Below is some material; transcribe all of it exactly.

EXCERPTED RECORDS
-- -- --
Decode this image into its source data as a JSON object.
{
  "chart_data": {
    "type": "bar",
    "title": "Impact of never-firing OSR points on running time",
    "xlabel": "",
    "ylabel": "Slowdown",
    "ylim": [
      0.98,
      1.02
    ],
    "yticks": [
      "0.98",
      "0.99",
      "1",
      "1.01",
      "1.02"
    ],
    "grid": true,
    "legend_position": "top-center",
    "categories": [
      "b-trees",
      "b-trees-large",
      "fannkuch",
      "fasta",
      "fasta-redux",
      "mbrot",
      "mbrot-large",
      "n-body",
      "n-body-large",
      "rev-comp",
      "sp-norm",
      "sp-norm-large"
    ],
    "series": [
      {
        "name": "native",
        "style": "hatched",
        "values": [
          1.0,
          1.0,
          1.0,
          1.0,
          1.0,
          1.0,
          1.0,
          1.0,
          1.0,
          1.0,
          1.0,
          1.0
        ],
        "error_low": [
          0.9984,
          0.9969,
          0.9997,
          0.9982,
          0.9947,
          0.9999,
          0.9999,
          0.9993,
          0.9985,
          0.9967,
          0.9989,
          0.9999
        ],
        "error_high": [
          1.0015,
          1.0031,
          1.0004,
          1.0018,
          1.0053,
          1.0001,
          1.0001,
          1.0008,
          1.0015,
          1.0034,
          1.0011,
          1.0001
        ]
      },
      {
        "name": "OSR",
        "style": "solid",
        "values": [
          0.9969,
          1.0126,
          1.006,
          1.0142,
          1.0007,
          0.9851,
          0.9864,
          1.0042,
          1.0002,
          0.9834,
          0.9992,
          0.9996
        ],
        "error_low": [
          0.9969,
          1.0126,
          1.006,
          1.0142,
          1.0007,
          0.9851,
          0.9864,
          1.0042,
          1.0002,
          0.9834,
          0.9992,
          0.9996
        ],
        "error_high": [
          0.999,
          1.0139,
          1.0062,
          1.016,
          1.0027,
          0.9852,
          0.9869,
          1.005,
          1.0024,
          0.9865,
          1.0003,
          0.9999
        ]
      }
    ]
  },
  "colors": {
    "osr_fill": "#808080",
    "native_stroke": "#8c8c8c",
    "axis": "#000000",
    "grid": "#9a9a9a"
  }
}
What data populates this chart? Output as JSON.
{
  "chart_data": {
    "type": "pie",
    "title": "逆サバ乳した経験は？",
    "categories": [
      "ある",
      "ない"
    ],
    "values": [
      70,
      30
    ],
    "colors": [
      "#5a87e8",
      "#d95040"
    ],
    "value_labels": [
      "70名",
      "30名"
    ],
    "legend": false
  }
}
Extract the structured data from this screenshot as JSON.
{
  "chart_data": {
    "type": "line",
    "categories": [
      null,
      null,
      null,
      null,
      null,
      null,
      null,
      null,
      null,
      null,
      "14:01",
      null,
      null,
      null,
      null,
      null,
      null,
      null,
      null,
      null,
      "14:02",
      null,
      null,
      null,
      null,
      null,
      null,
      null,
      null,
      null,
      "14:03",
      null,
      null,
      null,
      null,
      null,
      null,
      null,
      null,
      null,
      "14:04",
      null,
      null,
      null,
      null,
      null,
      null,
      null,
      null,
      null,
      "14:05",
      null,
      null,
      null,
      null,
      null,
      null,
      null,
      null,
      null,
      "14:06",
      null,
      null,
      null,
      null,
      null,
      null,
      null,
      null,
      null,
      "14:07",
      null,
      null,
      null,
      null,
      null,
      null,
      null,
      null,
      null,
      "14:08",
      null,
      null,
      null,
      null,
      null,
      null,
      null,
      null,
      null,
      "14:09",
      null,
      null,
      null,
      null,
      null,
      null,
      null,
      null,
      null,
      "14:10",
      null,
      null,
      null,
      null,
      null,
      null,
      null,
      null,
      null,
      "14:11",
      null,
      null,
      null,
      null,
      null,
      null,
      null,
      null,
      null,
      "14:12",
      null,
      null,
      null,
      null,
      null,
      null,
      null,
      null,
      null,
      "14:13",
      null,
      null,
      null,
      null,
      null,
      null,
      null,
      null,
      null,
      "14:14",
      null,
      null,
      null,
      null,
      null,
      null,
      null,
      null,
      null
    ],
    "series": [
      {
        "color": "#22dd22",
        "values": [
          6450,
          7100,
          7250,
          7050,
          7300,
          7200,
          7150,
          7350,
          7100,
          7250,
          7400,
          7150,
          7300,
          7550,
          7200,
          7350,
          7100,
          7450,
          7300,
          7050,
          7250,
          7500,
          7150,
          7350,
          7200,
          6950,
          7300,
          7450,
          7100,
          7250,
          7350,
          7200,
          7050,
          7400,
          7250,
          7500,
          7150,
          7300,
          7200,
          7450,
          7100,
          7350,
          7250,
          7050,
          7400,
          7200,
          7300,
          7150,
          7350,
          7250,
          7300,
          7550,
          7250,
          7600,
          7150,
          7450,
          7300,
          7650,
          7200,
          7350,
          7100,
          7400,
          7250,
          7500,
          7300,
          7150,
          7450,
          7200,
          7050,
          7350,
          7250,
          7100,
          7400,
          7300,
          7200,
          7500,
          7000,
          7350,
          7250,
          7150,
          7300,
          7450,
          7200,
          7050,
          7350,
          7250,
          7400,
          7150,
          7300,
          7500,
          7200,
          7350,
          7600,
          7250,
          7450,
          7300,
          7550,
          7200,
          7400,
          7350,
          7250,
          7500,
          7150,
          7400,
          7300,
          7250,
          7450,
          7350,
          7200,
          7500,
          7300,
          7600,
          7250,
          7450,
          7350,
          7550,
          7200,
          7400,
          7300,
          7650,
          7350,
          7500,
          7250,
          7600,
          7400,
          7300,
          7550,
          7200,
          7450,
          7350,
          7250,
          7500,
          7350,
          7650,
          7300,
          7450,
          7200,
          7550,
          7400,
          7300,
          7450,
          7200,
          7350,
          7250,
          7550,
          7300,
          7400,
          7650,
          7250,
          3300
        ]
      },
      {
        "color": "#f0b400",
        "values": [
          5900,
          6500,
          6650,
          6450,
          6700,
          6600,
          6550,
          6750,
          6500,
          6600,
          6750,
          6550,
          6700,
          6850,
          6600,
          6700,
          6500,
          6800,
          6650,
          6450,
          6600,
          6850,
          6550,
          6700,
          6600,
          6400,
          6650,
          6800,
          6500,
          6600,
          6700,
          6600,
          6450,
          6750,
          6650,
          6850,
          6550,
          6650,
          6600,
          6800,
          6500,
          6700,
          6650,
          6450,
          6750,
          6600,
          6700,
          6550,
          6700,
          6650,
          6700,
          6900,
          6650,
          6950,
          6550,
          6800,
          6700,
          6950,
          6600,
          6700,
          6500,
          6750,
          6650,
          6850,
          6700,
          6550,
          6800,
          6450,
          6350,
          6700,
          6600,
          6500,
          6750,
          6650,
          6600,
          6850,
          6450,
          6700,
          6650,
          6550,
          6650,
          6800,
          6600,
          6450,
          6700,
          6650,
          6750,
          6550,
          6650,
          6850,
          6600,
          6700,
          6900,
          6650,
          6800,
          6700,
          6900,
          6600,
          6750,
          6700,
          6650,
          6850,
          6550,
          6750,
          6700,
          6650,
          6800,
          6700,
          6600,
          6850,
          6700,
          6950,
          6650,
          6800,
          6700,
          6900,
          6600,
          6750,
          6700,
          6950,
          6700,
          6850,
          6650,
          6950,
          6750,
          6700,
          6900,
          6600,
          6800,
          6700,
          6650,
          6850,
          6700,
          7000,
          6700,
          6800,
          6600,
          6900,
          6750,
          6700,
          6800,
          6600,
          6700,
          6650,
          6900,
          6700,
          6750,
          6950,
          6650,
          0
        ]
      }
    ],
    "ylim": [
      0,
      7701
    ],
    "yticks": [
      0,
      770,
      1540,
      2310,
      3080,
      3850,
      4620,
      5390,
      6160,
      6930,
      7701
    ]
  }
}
-- -- --
FULL OUTPUT
Decode this image into its source data as a JSON object.
{
  "chart_data": {
    "type": "bar",
    "title": "Impact of never-firing OSR points on running time",
    "xlabel": "",
    "ylabel": "Slowdown",
    "ylim": [
      0.98,
      1.02
    ],
    "yticks": [
      "0.98",
      "0.99",
      "1",
      "1.01",
      "1.02"
    ],
    "grid": true,
    "legend_position": "top-center",
    "categories": [
      "b-trees",
      "b-trees-large",
      "fannkuch",
      "fasta",
      "fasta-redux",
      "mbrot",
      "mbrot-large",
      "n-body",
      "n-body-large",
      "rev-comp",
      "sp-norm",
      "sp-norm-large"
    ],
    "series": [
      {
        "name": "native",
        "style": "hatched",
        "values": [
          1.0,
          1.0,
          1.0,
          1.0,
          1.0,
          1.0,
          1.0,
          1.0,
          1.0,
          1.0,
          1.0,
          1.0
        ],
        "error_low": [
          0.9984,
          0.9969,
          0.9997,
          0.9982,
          0.9947,
          0.9999,
          0.9999,
          0.9993,
          0.9985,
          0.9967,
          0.9989,
          0.9999
        ],
        "error_high": [
          1.0015,
          1.0031,
          1.0004,
          1.0018,
          1.0053,
          1.0001,
          1.0001,
          1.0008,
          1.0015,
          1.0034,
          1.0011,
          1.0001
        ]
      },
      {
        "name": "OSR",
        "style": "solid",
        "values": [
          0.9969,
          1.0126,
          1.006,
          1.0142,
          1.0007,
          0.9851,
          0.9864,
          1.0042,
          1.0002,
          0.9834,
          0.9992,
          0.9996
        ],
        "error_low": [
          0.9969,
          1.0126,
          1.006,
          1.0142,
          1.0007,
          0.9851,
          0.9864,
          1.0042,
          1.0002,
          0.9834,
          0.9992,
          0.9996
        ],
        "error_high": [
          0.999,
          1.0139,
          1.0062,
          1.016,
          1.0027,
          0.9852,
          0.9869,
          1.005,
          1.0024,
          0.9865,
          1.0003,
          0.9999
        ]
      }
    ]
  },
  "colors": {
    "osr_fill": "#808080",
    "native_stroke": "#8c8c8c",
    "axis": "#000000",
    "grid": "#9a9a9a"
  }
}
What data populates this chart? Output as JSON.
{
  "chart_data": {
    "type": "pie",
    "title": "逆サバ乳した経験は？",
    "categories": [
      "ある",
      "ない"
    ],
    "values": [
      70,
      30
    ],
    "colors": [
      "#5a87e8",
      "#d95040"
    ],
    "value_labels": [
      "70名",
      "30名"
    ],
    "legend": false
  }
}
Extract the structured data from this screenshot as JSON.
{
  "chart_data": {
    "type": "line",
    "categories": [
      null,
      null,
      null,
      null,
      null,
      null,
      null,
      null,
      null,
      null,
      "14:01",
      null,
      null,
      null,
      null,
      null,
      null,
      null,
      null,
      null,
      "14:02",
      null,
      null,
      null,
      null,
      null,
      null,
      null,
      null,
      null,
      "14:03",
      null,
      null,
      null,
      null,
      null,
      null,
      null,
      null,
      null,
      "14:04",
      null,
      null,
      null,
      null,
      null,
      null,
      null,
      null,
      null,
      "14:05",
      null,
      null,
      null,
      null,
      null,
      null,
      null,
      null,
      null,
      "14:06",
      null,
      null,
      null,
      null,
      null,
      null,
      null,
      null,
      null,
      "14:07",
      null,
      null,
      null,
      null,
      null,
      null,
      null,
      null,
      null,
      "14:08",
      null,
      null,
      null,
      null,
      null,
      null,
      null,
      null,
      null,
      "14:09",
      null,
      null,
      null,
      null,
      null,
      null,
      null,
      null,
      null,
      "14:10",
      null,
      null,
      null,
      null,
      null,
      null,
      null,
      null,
      null,
      "14:11",
      null,
      null,
      null,
      null,
      null,
      null,
      null,
      null,
      null,
      "14:12",
      null,
      null,
      null,
      null,
      null,
      null,
      null,
      null,
      null,
      "14:13",
      null,
      null,
      null,
      null,
      null,
      null,
      null,
      null,
      null,
      "14:14",
      null,
      null,
      null,
      null,
      null,
      null,
      null,
      null,
      null
    ],
    "series": [
      {
        "color": "#22dd22",
        "values": [
          6450,
          7100,
          7250,
          7050,
          7300,
          7200,
          7150,
          7350,
          7100,
          7250,
          7400,
          7150,
          7300,
          7550,
          7200,
          7350,
          7100,
          7450,
          7300,
          7050,
          7250,
          7500,
          7150,
          7350,
          7200,
          6950,
          7300,
          7450,
          7100,
          7250,
          7350,
          7200,
          7050,
          7400,
          7250,
          7500,
          7150,
          7300,
          7200,
          7450,
          7100,
          7350,
          7250,
          7050,
          7400,
          7200,
          7300,
          7150,
          7350,
          7250,
          7300,
          7550,
          7250,
          7600,
          7150,
          7450,
          7300,
          7650,
          7200,
          7350,
          7100,
          7400,
          7250,
          7500,
          7300,
          7150,
          7450,
          7200,
          7050,
          7350,
          7250,
          7100,
          7400,
          7300,
          7200,
          7500,
          7000,
          7350,
          7250,
          7150,
          7300,
          7450,
          7200,
          7050,
          7350,
          7250,
          7400,
          7150,
          7300,
          7500,
          7200,
          7350,
          7600,
          7250,
          7450,
          7300,
          7550,
          7200,
          7400,
          7350,
          7250,
          7500,
          7150,
          7400,
          7300,
          7250,
          7450,
          7350,
          7200,
          7500,
          7300,
          7600,
          7250,
          7450,
          7350,
          7550,
          7200,
          7400,
          7300,
          7650,
          7350,
          7500,
          7250,
          7600,
          7400,
          7300,
          7550,
          7200,
          7450,
          7350,
          7250,
          7500,
          7350,
          7650,
          7300,
          7450,
          7200,
          7550,
          7400,
          7300,
          7450,
          7200,
          7350,
          7250,
          7550,
          7300,
          7400,
          7650,
          7250,
          3300
        ]
      },
      {
        "color": "#f0b400",
        "values": [
          5900,
          6500,
          6650,
          6450,
          6700,
          6600,
          6550,
          6750,
          6500,
          6600,
          6750,
          6550,
          6700,
          6850,
          6600,
          6700,
          6500,
          6800,
          6650,
          6450,
          6600,
          6850,
          6550,
          6700,
          6600,
          6400,
          6650,
          6800,
          6500,
          6600,
          6700,
          6600,
          6450,
          6750,
          6650,
          6850,
          6550,
          6650,
          6600,
          6800,
          6500,
          6700,
          6650,
          6450,
          6750,
          6600,
          6700,
          6550,
          6700,
          6650,
          6700,
          6900,
          6650,
          6950,
          6550,
          6800,
          6700,
          6950,
          6600,
          6700,
          6500,
          6750,
          6650,
          6850,
          6700,
          6550,
          6800,
          6450,
          6350,
          6700,
          6600,
          6500,
          6750,
          6650,
          6600,
          6850,
          6450,
          6700,
          6650,
          6550,
          6650,
          6800,
          6600,
          6450,
          6700,
          6650,
          6750,
          6550,
          6650,
          6850,
          6600,
          6700,
          6900,
          6650,
          6800,
          6700,
          6900,
          6600,
          6750,
          6700,
          6650,
          6850,
          6550,
          6750,
          6700,
          6650,
          6800,
          6700,
          6600,
          6850,
          6700,
          6950,
          6650,
          6800,
          6700,
          6900,
          6600,
          6750,
          6700,
          6950,
          6700,
          6850,
          6650,
          6950,
          6750,
          6700,
          6900,
          6600,
          6800,
          6700,
          6650,
          6850,
          6700,
          7000,
          6700,
          6800,
          6600,
          6900,
          6750,
          6700,
          6800,
          6600,
          6700,
          6650,
          6900,
          6700,
          6750,
          6950,
          6650,
          0
        ]
      }
    ],
    "ylim": [
      0,
      7701
    ],
    "yticks": [
      0,
      770,
      1540,
      2310,
      3080,
      3850,
      4620,
      5390,
      6160,
      6930,
      7701
    ]
  }
}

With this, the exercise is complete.